(Data items)
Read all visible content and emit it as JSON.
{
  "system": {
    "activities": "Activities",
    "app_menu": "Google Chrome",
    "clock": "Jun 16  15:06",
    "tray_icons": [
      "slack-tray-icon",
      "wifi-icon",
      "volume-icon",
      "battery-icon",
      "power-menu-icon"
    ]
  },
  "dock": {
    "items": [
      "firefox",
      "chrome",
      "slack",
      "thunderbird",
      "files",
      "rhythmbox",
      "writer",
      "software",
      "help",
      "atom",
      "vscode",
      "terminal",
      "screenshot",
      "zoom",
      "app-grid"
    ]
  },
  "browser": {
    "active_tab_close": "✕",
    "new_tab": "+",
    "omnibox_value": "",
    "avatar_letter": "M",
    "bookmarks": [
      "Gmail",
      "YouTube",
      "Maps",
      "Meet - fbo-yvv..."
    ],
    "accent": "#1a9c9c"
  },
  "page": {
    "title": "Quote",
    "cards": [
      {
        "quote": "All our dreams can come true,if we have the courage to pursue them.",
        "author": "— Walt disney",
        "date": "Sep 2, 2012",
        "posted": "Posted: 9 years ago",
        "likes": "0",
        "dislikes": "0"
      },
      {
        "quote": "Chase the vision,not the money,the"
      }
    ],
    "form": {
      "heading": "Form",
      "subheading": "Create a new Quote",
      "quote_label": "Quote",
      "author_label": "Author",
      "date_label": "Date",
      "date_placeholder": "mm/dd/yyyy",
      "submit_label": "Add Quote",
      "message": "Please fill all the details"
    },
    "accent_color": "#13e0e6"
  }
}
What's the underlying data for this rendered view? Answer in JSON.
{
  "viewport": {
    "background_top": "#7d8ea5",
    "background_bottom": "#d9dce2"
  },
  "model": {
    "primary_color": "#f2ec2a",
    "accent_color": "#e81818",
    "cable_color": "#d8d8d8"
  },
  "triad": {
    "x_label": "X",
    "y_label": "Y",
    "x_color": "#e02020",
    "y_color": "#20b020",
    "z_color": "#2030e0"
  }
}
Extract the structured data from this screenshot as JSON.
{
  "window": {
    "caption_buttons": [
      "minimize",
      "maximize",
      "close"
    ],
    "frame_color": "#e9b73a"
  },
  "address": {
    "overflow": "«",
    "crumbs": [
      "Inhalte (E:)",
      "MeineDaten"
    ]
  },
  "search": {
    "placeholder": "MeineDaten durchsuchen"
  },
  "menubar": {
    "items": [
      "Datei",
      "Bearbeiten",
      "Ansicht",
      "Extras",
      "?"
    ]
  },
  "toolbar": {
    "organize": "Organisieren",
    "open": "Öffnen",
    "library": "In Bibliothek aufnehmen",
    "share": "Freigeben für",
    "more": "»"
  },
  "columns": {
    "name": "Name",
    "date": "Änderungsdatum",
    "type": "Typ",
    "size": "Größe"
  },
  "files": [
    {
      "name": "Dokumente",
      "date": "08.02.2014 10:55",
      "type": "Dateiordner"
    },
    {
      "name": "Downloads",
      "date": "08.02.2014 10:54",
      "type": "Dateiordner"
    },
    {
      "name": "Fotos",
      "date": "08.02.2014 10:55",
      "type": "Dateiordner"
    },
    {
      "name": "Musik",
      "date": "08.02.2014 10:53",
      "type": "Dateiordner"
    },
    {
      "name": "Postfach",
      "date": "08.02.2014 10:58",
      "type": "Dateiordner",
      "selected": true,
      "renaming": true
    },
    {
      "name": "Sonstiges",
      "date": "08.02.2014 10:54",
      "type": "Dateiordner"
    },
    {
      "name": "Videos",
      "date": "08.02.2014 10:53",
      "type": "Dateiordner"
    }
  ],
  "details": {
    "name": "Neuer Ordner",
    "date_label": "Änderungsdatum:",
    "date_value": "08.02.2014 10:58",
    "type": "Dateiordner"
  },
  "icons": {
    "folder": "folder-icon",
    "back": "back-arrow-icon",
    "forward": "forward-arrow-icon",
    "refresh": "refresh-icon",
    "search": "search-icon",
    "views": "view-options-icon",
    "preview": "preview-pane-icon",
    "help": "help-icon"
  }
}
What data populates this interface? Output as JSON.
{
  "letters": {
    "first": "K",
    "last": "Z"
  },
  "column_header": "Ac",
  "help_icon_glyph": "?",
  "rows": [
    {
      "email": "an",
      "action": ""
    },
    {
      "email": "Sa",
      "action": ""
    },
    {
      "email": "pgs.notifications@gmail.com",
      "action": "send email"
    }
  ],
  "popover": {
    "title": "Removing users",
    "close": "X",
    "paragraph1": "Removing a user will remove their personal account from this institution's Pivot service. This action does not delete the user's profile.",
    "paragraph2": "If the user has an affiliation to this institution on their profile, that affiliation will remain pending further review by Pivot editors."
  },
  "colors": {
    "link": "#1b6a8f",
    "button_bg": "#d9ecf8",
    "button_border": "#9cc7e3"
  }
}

### WORK TO BE COMPLETED
How many of the lines above include the string "email"? Reply with the number by itself.

### FULL RESPONSE
4